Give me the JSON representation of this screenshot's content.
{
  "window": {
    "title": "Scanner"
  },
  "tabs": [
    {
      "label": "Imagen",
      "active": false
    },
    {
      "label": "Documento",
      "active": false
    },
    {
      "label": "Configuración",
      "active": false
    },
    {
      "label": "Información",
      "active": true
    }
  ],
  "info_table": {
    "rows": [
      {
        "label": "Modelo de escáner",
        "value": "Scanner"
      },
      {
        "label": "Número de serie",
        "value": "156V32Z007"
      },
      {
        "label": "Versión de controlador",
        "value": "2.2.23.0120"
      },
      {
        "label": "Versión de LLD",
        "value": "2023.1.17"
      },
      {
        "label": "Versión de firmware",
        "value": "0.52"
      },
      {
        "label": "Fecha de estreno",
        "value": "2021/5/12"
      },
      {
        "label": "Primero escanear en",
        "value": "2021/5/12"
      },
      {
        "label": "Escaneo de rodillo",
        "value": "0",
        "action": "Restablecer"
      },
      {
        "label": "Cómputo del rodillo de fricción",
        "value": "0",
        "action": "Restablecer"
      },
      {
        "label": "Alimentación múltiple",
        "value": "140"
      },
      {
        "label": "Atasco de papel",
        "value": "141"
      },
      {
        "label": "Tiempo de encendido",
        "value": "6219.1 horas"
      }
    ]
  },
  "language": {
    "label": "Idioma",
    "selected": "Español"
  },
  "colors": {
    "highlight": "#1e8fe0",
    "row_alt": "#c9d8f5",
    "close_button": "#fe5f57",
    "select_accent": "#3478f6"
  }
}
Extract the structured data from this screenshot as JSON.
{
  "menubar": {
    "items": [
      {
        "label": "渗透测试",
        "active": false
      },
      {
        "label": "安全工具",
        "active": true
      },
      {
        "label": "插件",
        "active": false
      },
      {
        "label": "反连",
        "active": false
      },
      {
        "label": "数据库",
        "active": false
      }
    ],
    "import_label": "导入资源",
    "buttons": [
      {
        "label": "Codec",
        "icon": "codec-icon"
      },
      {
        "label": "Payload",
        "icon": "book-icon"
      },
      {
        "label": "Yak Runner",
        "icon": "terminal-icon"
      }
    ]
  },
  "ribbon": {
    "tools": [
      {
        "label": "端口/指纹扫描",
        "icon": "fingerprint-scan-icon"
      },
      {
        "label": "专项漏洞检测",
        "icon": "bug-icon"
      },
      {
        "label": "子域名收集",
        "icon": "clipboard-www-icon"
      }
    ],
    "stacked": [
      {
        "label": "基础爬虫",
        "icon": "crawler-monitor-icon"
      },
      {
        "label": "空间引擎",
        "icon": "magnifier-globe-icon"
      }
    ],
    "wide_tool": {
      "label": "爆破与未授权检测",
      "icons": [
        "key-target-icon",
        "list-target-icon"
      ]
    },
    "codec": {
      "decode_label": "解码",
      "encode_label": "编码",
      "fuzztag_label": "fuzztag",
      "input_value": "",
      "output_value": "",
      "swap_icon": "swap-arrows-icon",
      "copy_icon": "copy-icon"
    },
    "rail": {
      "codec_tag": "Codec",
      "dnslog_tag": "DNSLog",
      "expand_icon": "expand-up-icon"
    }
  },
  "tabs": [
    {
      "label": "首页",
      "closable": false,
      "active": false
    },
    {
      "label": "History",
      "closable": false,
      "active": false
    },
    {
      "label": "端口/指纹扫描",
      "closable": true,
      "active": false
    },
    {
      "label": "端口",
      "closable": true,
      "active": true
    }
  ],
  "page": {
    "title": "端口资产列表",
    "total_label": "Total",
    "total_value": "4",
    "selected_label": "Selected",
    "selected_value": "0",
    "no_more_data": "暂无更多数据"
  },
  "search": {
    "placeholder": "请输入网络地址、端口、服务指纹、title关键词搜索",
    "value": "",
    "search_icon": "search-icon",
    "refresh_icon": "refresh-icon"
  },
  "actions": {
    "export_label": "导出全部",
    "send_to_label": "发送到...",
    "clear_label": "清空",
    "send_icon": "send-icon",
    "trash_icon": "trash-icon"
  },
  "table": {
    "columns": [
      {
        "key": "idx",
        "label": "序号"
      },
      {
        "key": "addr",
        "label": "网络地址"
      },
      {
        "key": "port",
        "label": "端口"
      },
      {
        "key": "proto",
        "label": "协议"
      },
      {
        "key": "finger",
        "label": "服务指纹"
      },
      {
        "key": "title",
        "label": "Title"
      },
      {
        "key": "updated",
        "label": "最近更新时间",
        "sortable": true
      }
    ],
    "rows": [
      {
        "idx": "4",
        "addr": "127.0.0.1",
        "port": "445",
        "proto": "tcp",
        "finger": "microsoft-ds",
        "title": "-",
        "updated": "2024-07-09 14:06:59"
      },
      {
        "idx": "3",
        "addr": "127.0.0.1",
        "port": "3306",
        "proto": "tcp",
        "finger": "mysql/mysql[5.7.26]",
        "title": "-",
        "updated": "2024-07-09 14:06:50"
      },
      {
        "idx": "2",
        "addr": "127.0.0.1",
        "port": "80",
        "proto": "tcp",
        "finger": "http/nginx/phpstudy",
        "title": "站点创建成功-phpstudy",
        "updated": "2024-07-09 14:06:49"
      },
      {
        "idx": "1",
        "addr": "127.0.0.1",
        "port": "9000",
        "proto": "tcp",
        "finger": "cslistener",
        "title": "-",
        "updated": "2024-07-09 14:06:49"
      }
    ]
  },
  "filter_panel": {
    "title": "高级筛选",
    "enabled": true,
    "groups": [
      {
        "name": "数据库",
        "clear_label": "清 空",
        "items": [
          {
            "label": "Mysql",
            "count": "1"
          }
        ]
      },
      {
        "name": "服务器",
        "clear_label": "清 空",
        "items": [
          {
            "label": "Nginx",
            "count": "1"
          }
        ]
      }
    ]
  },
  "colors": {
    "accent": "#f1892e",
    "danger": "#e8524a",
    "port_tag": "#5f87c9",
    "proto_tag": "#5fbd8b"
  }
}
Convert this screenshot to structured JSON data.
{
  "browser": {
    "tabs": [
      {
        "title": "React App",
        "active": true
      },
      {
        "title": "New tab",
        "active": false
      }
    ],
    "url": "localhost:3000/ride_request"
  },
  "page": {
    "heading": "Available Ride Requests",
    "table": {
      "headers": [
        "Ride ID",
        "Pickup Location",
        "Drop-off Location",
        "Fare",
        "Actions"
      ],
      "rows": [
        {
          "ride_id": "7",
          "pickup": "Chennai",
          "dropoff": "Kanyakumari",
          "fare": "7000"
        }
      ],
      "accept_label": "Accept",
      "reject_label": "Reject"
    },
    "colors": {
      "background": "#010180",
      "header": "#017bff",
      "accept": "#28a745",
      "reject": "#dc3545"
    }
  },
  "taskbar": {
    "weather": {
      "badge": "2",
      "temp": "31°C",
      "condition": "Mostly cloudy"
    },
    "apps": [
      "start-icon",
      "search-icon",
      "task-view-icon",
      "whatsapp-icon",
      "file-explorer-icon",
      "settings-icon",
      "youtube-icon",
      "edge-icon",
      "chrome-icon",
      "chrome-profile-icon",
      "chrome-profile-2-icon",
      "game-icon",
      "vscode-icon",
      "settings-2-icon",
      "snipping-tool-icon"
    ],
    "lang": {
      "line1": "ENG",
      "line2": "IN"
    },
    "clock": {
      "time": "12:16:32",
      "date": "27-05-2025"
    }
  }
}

++++++++++

▶ [TASK BRIEF] In the listing above, how many lines include the word "服务指纹"? Answer with the number and nothing more.

▶ [RESPONSE BELOW] 2